:: Aim ::
Copy each line of the entries beneath that contains the word "stable".

*****

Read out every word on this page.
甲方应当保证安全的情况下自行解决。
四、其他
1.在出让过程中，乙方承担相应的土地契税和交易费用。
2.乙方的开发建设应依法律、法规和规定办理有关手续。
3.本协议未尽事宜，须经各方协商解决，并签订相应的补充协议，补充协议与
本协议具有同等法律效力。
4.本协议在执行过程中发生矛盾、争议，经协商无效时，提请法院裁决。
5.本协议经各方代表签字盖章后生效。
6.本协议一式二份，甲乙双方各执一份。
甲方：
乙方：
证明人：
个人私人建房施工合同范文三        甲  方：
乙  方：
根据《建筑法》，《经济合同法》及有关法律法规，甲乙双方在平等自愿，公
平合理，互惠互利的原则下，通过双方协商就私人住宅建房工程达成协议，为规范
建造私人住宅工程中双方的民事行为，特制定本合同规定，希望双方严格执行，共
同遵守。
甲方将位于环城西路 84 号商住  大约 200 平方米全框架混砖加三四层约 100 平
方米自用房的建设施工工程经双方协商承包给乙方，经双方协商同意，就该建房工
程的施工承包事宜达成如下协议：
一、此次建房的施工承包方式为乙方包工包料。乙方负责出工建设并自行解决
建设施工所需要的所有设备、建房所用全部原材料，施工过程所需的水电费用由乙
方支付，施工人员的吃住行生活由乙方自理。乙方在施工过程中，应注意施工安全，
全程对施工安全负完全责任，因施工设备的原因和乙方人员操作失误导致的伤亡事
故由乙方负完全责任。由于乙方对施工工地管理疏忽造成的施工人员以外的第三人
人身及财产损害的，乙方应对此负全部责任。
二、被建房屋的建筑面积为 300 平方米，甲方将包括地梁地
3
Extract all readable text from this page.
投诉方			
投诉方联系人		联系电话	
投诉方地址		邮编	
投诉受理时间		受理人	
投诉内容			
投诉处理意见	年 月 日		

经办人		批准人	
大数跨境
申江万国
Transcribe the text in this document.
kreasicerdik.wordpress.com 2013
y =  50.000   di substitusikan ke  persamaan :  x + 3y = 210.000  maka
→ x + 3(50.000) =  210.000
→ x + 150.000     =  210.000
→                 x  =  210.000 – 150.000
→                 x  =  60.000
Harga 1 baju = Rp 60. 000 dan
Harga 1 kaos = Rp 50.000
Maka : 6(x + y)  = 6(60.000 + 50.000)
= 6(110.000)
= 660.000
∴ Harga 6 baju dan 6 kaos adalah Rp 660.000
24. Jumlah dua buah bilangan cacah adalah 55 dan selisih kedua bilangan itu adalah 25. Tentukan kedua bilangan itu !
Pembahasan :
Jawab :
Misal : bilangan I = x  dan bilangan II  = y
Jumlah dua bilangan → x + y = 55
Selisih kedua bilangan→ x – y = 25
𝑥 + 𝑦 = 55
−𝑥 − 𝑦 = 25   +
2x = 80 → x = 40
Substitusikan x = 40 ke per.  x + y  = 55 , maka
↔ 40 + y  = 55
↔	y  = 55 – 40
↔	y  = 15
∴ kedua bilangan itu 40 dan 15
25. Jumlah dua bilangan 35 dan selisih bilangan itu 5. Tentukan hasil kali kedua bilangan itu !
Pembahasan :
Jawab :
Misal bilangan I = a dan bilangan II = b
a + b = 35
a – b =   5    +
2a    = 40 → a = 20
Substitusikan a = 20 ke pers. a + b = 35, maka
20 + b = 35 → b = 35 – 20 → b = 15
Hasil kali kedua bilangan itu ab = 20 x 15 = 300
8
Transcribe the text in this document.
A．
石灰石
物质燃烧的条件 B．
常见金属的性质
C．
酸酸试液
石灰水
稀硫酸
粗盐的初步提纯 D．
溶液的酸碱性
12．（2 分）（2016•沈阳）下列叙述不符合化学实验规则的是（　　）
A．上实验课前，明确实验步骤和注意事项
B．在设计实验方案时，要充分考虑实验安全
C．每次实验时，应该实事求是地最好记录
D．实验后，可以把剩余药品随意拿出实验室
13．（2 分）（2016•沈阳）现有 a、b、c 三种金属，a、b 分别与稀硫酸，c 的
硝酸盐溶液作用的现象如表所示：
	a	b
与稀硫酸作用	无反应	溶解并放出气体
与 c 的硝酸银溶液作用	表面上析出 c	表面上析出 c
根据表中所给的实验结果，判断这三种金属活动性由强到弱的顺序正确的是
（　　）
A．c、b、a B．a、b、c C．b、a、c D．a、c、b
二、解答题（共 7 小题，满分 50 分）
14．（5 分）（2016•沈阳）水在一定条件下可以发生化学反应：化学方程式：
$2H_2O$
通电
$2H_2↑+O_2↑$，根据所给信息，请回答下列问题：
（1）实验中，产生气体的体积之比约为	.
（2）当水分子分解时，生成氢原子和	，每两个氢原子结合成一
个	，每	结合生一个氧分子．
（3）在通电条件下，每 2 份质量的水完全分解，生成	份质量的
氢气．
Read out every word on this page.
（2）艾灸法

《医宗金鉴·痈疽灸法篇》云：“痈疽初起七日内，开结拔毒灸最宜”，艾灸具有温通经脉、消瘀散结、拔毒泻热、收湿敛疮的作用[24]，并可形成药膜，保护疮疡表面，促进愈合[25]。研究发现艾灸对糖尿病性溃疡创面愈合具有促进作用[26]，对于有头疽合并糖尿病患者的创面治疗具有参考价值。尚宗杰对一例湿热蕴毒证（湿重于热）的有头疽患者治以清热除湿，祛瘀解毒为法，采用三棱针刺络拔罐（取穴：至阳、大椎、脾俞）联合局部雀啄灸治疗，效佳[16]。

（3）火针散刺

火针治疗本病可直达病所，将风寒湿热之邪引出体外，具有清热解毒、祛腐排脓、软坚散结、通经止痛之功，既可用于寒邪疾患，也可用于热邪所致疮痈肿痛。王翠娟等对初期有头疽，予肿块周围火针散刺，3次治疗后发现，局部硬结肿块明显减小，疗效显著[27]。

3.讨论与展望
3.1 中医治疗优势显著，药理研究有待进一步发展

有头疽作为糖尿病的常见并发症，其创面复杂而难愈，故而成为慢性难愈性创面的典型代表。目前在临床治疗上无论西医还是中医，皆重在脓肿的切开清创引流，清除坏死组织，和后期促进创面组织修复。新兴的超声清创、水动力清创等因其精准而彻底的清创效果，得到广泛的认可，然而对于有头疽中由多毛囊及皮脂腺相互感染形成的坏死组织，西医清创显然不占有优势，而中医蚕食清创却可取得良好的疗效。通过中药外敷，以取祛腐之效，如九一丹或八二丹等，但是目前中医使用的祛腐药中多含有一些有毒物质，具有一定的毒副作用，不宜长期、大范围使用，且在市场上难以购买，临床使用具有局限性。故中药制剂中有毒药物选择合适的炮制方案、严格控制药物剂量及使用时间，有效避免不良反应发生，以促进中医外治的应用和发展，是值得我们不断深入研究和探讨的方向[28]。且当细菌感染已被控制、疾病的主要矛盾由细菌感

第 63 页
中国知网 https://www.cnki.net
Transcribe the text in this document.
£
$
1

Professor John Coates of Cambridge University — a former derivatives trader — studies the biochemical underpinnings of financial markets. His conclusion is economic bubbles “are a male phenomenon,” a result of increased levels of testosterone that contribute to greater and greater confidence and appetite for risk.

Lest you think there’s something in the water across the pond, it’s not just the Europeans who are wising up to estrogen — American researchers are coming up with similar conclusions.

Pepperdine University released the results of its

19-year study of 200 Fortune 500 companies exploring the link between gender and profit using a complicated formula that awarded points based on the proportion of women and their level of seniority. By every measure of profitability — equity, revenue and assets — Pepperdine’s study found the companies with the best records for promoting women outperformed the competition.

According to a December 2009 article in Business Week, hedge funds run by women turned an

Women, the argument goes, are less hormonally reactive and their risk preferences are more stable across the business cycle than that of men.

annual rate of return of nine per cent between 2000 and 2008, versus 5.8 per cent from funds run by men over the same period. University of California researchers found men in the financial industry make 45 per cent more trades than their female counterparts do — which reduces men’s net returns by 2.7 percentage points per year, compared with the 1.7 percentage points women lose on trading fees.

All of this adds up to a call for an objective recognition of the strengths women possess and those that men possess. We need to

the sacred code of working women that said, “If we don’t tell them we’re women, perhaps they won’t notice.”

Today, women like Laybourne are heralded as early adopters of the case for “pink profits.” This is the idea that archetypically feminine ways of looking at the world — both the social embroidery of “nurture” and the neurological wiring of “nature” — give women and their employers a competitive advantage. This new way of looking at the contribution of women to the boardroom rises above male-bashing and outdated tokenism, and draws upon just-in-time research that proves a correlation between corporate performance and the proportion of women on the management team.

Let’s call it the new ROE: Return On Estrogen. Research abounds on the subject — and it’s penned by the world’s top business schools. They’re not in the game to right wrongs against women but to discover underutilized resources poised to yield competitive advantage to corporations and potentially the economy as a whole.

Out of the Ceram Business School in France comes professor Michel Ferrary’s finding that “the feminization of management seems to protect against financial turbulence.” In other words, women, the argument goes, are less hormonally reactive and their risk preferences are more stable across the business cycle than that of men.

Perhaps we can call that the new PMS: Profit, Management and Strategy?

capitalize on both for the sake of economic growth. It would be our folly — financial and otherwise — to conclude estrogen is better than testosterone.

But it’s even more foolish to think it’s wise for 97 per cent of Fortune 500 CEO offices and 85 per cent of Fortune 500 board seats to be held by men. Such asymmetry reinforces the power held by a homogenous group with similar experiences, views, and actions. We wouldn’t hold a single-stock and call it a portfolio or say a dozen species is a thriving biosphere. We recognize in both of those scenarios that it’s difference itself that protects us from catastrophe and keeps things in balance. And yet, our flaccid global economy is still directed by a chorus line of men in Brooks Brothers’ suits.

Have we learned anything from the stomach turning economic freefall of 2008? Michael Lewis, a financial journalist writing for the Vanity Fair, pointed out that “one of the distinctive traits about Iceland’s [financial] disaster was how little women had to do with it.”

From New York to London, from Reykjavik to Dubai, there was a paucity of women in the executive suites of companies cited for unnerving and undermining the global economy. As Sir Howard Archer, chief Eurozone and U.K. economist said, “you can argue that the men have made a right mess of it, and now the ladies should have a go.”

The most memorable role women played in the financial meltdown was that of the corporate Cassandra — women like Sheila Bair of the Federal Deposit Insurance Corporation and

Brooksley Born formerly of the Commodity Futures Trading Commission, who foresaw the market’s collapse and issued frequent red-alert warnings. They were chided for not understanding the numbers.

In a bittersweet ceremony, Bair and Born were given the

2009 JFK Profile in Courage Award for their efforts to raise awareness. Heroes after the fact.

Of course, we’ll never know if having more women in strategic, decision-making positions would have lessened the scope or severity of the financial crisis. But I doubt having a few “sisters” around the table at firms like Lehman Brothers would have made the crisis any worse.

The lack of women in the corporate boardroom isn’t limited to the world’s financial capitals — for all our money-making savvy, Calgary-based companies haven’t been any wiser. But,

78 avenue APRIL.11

*****

:: Response below ::
Women, the argument goes, are less hormonally reactive and their risk preferences are more stable across the business cycle than that of men.
Out of the Ceram Business School in France comes professor Michel Ferrary’s finding that “the feminization of management seems to protect against financial turbulence.” In other words, women, the argument goes, are less hormonally reactive and their risk preferences are more stable across the business cycle than that of men.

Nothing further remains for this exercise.